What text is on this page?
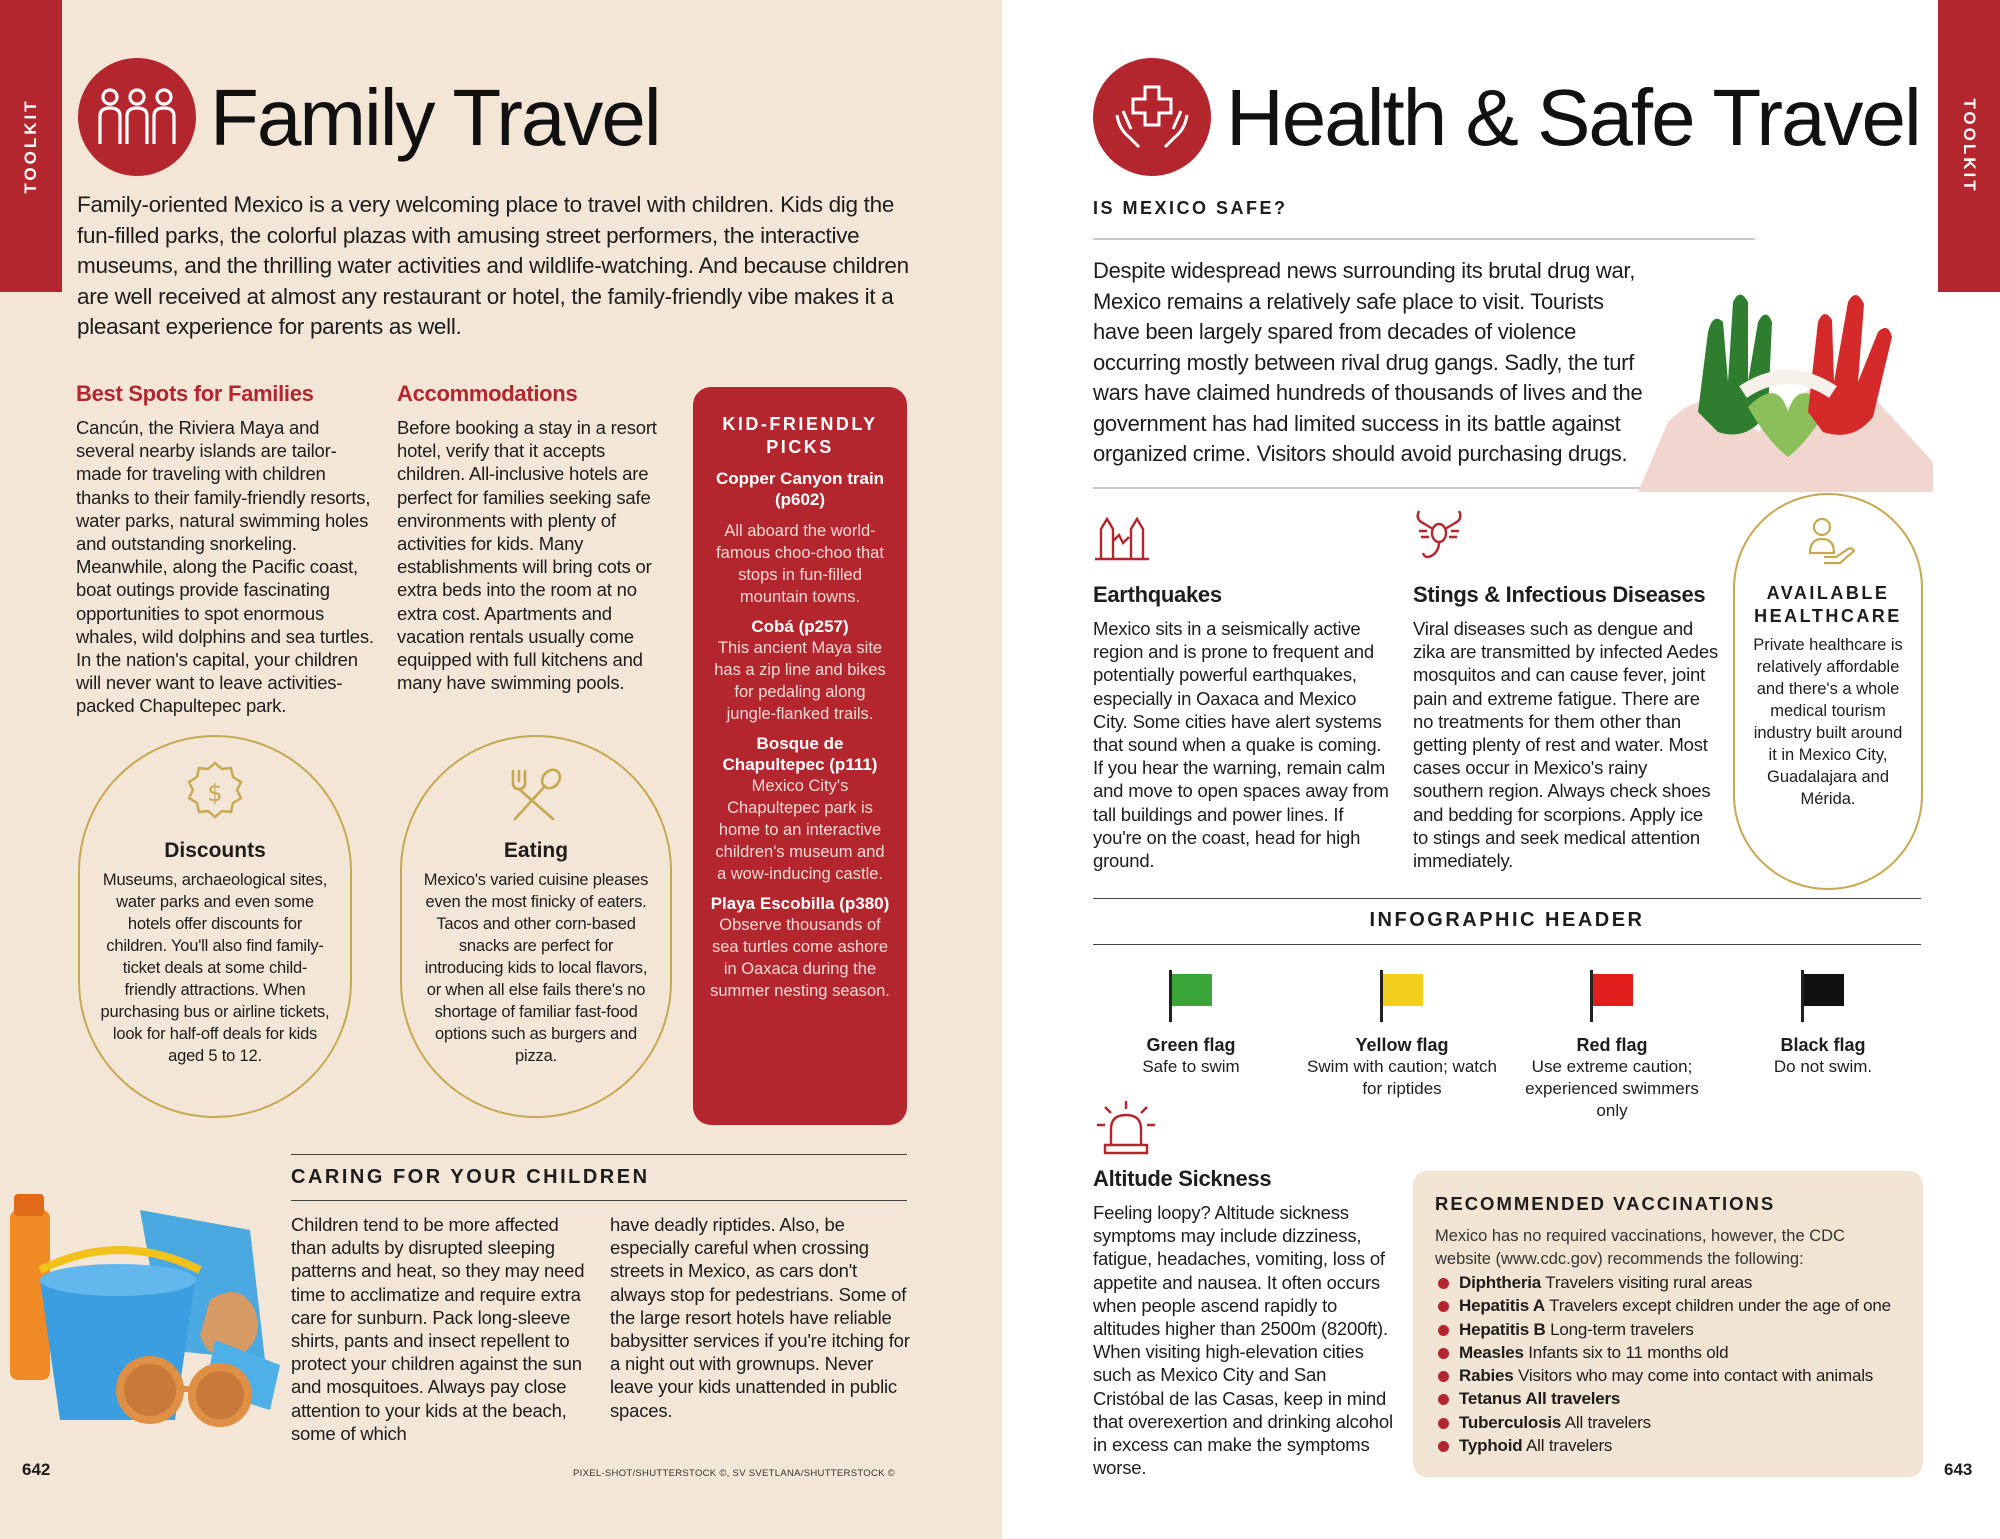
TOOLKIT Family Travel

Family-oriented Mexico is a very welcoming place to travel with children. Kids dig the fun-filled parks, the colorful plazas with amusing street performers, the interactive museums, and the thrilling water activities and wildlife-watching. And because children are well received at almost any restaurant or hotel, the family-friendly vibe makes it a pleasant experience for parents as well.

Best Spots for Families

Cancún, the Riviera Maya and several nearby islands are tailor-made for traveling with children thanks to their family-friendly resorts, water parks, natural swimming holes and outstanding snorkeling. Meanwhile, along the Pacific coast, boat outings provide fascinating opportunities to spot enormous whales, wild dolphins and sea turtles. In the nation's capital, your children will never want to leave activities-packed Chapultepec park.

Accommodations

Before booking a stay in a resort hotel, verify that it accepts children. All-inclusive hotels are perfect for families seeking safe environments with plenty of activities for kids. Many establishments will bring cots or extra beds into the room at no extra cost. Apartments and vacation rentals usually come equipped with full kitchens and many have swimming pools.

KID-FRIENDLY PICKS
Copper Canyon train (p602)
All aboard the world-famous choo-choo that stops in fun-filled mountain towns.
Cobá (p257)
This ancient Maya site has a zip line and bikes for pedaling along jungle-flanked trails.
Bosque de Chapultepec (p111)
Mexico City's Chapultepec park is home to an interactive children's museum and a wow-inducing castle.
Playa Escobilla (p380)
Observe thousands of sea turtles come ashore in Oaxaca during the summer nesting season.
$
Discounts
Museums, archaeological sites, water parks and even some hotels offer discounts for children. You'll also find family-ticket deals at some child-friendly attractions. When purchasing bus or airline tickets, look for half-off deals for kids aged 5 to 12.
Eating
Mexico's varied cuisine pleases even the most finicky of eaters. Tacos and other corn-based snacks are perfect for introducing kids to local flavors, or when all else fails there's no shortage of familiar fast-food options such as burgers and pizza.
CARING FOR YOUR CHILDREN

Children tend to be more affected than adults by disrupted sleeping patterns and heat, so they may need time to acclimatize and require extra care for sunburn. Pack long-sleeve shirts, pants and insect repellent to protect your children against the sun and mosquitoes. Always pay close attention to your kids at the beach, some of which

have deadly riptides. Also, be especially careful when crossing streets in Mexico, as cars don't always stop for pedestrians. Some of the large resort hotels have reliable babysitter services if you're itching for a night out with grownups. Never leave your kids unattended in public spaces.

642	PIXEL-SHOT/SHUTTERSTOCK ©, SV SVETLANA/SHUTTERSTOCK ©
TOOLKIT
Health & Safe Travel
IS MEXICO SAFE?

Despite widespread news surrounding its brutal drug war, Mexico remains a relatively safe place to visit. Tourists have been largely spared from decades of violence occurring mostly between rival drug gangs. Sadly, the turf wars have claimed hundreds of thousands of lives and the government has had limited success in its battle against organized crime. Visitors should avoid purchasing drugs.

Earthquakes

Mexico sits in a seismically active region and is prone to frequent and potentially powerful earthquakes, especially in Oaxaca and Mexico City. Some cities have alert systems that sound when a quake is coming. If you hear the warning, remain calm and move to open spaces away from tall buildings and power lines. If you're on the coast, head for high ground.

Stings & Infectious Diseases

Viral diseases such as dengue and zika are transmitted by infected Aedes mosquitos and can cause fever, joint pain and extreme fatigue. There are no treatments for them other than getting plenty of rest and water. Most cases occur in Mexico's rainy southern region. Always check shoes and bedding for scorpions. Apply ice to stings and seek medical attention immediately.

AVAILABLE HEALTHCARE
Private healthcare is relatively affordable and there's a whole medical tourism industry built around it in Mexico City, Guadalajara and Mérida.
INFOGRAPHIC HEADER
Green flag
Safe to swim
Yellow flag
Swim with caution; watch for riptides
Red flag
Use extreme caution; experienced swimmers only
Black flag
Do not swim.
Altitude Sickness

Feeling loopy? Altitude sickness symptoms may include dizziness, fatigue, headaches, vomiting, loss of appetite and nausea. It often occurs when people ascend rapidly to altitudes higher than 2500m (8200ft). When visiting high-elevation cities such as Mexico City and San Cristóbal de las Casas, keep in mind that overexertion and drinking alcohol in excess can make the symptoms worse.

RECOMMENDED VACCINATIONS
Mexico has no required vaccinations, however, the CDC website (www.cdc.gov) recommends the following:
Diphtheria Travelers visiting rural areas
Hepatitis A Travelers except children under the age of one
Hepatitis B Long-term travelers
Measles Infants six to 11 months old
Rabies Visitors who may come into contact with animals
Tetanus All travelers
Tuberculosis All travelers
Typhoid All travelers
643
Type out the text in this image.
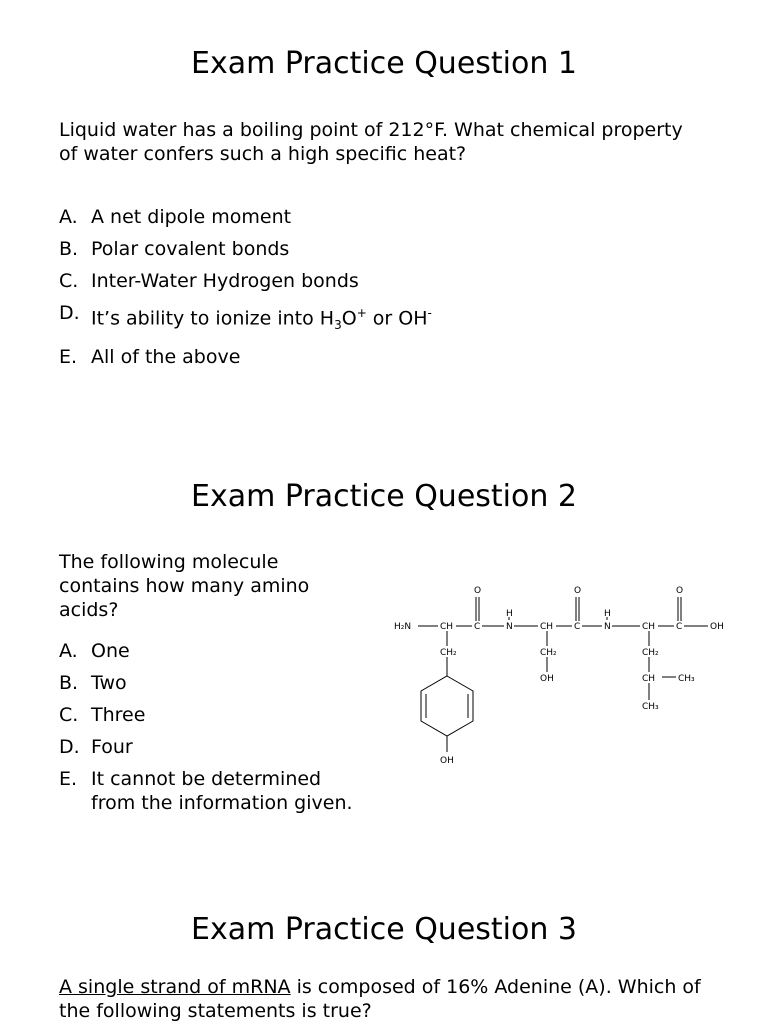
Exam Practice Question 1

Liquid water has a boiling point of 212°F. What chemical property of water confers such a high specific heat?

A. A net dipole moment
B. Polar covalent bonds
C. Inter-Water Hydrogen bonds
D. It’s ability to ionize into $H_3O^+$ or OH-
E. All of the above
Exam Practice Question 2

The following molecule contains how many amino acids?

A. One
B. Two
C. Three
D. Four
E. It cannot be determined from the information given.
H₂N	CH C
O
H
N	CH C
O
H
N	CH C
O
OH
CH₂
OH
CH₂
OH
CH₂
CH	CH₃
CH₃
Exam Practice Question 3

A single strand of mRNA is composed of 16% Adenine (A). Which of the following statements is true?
------------------------------------------------------------------------
Task item: Pictures must be left out of the answer, which should be exactly the lines from the one holding "Type out the text in this image." through the last line of the entries above, both included; please add nothing.

Completed exercise:
Type out the text in this image.
Exam Practice Question 1

Liquid water has a boiling point of 212°F. What chemical property of water confers such a high specific heat?

A. A net dipole moment
B. Polar covalent bonds
C. Inter-Water Hydrogen bonds
D. It’s ability to ionize into $H_3O^+$ or OH-
E. All of the above
Exam Practice Question 2

The following molecule contains how many amino acids?

A. One
B. Two
C. Three
D. Four
E. It cannot be determined from the information given.
H₂N	CH C
O
H
N	CH C
O
H
N	CH C
O
OH
CH₂
OH
CH₂
OH
CH₂
CH	CH₃
CH₃
Exam Practice Question 3

A single strand of mRNA is composed of 16% Adenine (A). Which of the following statements is true?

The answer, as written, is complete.